### EXCERPT ###

It may seem unfair to say this, but Better Call Saul is nowhere near as great as Breaking Bad. Before you blow the whistle and argue that the show is in its infancy, not even into double digits yet, I want to say that the general conceit of the show is just not that interesting. For the sake of comparison and those arguing to "give it time," I would like to argue as to why I still believe the flagship series is the better of the two simply by comparing the first two seasons. Thanks to the writer's strike, Breaking Bad only lasted seven episodes initially and ended abruptly in a violent moment. Better Call Saul has just aired its eighth episode and thus gives it fair game for comparison, at least to the first season. The following is my personal irks of why I have issues with this show and why I cannot entirely get on board with it.

### DATA LISTING ###

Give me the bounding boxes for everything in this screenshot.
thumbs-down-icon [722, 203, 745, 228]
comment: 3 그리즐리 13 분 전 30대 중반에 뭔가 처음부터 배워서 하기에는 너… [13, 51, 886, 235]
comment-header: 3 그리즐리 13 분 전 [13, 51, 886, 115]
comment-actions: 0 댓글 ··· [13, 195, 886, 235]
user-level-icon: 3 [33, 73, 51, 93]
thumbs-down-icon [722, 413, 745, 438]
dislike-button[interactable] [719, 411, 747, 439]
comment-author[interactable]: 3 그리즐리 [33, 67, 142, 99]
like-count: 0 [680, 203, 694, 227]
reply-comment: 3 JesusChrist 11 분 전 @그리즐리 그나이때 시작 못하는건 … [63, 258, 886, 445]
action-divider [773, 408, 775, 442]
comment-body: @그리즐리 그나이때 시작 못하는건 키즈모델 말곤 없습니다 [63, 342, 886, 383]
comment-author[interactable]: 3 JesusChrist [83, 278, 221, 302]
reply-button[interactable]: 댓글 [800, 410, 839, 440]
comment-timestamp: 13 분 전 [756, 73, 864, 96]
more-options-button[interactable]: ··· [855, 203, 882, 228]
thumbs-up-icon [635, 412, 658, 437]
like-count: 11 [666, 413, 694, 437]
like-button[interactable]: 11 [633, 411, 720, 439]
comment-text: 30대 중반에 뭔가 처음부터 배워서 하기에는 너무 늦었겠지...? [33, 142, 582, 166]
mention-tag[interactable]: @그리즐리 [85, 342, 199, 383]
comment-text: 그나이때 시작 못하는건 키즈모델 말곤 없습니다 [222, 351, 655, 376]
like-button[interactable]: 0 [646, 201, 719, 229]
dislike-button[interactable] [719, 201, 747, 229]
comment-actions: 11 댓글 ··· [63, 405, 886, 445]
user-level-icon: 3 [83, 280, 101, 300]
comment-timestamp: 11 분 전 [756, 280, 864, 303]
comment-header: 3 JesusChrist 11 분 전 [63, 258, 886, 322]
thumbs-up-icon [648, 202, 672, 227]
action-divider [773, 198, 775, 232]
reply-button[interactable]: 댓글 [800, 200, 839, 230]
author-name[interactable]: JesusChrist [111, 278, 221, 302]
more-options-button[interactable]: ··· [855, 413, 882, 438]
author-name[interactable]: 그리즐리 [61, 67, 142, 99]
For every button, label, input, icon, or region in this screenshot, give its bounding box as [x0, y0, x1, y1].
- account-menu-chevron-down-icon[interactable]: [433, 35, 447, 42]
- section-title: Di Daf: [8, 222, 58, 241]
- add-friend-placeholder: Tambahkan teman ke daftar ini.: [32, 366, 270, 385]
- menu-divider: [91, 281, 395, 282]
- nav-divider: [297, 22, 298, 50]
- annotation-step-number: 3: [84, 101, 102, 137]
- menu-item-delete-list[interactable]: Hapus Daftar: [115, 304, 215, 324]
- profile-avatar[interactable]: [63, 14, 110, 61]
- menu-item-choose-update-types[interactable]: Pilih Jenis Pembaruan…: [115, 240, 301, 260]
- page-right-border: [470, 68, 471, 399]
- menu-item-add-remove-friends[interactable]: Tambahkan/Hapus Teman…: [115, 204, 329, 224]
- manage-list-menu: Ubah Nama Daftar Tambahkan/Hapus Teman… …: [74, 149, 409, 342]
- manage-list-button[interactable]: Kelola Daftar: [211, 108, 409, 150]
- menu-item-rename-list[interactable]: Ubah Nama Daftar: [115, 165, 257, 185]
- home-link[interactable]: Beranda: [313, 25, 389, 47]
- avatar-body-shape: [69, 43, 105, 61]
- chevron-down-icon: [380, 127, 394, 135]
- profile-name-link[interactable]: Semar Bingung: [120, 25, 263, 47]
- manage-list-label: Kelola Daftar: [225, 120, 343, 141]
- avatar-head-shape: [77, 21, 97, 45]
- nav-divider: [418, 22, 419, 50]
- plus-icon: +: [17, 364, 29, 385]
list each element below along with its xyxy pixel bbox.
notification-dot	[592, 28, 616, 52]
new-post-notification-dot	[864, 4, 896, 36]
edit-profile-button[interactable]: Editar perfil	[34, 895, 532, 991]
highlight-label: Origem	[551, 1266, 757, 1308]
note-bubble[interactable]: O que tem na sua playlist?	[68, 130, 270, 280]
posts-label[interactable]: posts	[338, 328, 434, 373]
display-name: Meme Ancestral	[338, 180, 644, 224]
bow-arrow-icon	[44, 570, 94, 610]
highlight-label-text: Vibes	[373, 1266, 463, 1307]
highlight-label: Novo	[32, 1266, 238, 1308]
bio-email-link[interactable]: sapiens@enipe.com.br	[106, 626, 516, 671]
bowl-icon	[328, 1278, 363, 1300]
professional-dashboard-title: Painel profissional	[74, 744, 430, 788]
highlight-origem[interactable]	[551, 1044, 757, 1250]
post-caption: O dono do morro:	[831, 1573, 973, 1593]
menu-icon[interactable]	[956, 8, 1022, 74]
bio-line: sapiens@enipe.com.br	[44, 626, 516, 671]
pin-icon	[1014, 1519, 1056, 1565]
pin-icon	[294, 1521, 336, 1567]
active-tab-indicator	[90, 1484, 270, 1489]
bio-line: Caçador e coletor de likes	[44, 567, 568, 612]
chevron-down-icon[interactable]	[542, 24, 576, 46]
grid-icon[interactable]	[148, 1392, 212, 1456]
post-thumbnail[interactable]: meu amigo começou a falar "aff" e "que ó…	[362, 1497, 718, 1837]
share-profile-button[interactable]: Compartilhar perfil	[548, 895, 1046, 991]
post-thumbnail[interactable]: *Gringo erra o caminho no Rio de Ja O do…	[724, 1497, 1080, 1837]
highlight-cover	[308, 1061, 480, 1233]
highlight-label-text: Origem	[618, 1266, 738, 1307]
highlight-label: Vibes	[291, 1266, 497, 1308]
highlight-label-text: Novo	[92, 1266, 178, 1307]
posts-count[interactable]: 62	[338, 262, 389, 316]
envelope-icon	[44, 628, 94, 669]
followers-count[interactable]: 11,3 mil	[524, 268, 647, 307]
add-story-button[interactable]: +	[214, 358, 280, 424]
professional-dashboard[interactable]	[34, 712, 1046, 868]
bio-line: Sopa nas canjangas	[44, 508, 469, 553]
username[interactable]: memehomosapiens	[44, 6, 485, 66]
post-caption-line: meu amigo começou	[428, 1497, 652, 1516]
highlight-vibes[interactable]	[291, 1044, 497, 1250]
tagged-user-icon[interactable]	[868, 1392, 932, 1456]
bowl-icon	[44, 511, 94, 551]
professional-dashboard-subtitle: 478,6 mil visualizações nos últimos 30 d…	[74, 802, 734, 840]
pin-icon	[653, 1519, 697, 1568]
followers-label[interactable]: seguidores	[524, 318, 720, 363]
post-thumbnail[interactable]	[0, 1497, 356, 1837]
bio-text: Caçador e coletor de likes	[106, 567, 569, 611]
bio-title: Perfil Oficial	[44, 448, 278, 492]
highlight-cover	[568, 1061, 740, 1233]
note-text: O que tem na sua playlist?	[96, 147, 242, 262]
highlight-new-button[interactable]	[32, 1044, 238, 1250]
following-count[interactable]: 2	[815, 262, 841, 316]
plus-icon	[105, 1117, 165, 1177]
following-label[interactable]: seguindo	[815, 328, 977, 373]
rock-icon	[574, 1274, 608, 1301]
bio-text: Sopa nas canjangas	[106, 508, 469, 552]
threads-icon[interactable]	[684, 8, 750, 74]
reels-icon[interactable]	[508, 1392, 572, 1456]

###

TASKS TO CARRY OUT =>
- 1) Rewrite the Better Call Saul piece from "It may seem" to "board with it.", changing "show" to "series".
- 2) Please list the distinct words in the Better Call Saul piece that name a specific number or an ordinal position.
The rows above were drawn from a separate source.

TASK-BY-TASK ANSWERS =>
- 1)
It may seem unfair to say this, but Better Call Saul is nowhere near as great as Breaking Bad. Before you blow the whistle and argue that the series is in its infancy, not even into double digits yet, I want to say that the general conceit of the series is just not that interesting. For the sake of comparison and those arguing to "give it time," I would like to argue as to why I still believe the flagship series is the better of the two simply by comparing the first two seasons. Thanks to the writer's strike, Breaking Bad only lasted seven episodes initially and ended abruptly in a violent moment. Better Call Saul has just aired its eighth episode and thus gives it fair game for comparison, at least to the first season. The following is my personal irks of why I have issues with this series and why I cannot entirely get on board with it.

- 2) two, seven, eighth, first